* _Your goal_
Scan the records for the word "ALISTAMENTO". Copy each line that includes it.

--- Records supplied ---

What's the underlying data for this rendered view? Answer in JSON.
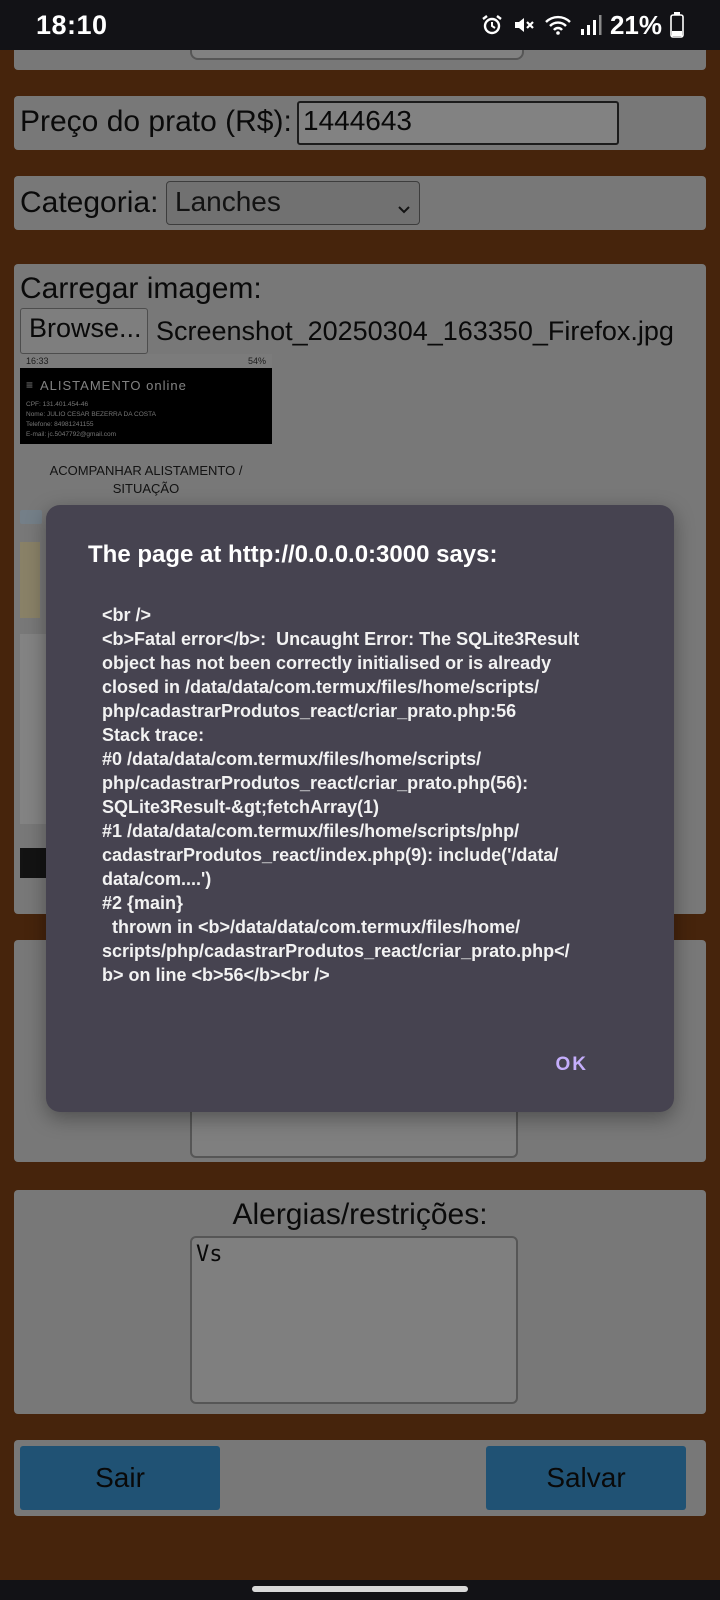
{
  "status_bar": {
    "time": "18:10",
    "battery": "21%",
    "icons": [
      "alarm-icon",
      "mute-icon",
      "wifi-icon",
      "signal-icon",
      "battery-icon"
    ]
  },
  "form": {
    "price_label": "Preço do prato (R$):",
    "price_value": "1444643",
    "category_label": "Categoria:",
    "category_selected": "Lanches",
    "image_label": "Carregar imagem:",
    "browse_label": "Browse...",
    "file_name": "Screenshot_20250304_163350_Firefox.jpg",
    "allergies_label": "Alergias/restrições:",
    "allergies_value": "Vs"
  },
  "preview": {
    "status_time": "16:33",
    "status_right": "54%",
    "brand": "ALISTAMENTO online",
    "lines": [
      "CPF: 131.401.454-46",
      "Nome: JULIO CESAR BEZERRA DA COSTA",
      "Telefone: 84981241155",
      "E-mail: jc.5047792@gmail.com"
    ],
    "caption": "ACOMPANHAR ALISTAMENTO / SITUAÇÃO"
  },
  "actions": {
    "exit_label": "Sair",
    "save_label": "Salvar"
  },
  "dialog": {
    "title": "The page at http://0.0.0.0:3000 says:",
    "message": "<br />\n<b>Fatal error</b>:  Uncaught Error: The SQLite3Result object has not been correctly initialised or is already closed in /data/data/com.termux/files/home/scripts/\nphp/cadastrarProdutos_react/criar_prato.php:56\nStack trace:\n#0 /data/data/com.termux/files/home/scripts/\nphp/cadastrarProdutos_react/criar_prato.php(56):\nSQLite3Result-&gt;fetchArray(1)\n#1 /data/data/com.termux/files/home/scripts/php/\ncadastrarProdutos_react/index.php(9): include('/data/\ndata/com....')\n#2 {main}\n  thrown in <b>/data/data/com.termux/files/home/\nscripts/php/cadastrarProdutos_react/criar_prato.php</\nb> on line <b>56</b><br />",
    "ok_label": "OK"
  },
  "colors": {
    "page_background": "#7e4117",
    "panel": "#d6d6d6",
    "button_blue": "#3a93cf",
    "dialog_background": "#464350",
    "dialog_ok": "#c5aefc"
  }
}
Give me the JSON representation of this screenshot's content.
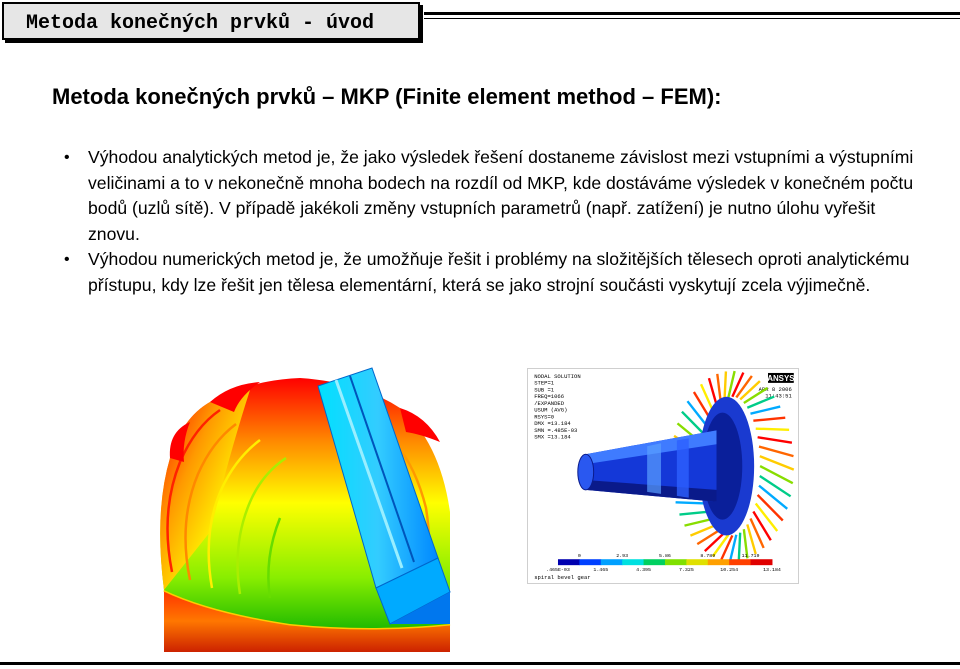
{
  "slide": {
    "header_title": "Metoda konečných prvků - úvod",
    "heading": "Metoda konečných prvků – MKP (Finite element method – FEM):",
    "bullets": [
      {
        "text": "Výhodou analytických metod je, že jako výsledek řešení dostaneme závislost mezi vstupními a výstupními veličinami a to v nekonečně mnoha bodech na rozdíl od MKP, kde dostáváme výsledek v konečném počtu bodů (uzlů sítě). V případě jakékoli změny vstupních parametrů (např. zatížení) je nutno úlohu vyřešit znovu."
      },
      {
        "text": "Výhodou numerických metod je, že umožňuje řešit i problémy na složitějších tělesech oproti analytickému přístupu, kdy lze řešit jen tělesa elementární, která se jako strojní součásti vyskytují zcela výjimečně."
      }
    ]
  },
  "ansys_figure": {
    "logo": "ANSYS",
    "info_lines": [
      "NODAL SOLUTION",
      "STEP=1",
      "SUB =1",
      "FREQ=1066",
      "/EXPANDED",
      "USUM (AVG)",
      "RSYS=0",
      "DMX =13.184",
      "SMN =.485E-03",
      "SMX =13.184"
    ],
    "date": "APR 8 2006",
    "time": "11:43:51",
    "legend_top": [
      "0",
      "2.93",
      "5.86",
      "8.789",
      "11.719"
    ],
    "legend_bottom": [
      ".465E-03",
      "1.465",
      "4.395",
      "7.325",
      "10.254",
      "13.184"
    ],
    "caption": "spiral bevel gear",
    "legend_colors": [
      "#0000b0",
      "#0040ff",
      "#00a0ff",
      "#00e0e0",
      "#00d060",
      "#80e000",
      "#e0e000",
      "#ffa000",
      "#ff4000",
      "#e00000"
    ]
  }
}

---
--- Records supplied ---

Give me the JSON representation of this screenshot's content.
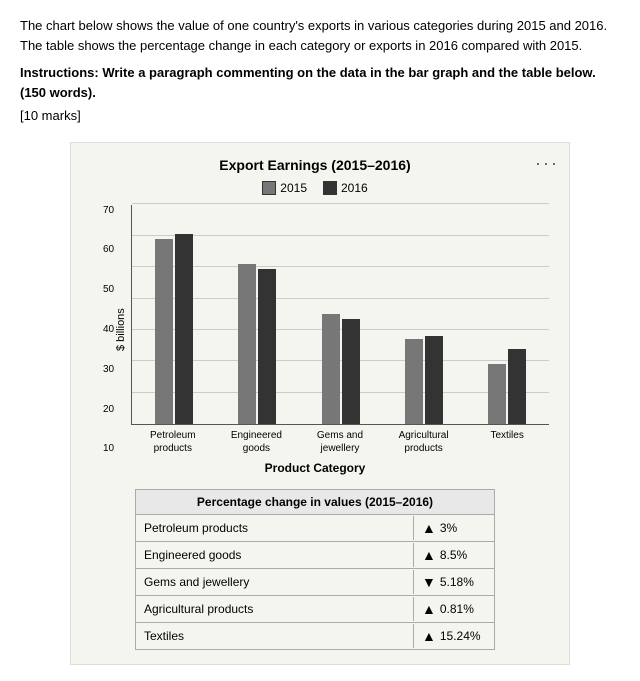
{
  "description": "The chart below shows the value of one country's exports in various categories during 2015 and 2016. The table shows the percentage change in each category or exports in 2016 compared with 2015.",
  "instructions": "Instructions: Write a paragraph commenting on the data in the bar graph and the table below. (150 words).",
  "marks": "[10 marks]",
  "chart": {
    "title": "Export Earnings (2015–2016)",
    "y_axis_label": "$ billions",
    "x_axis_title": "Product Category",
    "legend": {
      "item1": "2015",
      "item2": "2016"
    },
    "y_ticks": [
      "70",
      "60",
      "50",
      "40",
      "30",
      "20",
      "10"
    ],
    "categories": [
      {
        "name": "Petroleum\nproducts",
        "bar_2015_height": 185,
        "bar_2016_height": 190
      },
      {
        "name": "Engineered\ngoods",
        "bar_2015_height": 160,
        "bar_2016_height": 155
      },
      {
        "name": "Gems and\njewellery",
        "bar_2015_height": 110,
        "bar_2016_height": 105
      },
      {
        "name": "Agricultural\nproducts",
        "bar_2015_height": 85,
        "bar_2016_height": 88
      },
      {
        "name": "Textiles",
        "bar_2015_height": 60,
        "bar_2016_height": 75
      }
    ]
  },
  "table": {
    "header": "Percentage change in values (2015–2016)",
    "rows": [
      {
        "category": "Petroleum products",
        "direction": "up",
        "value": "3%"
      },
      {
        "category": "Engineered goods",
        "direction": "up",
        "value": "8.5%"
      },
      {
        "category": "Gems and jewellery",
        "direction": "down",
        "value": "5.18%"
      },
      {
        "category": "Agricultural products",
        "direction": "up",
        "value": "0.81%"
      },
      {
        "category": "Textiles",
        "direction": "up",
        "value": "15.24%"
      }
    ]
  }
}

---

* _Task answer_
    "brand": "ALISTAMENTO online",
    "caption": "ACOMPANHAR ALISTAMENTO / SITUAÇÃO"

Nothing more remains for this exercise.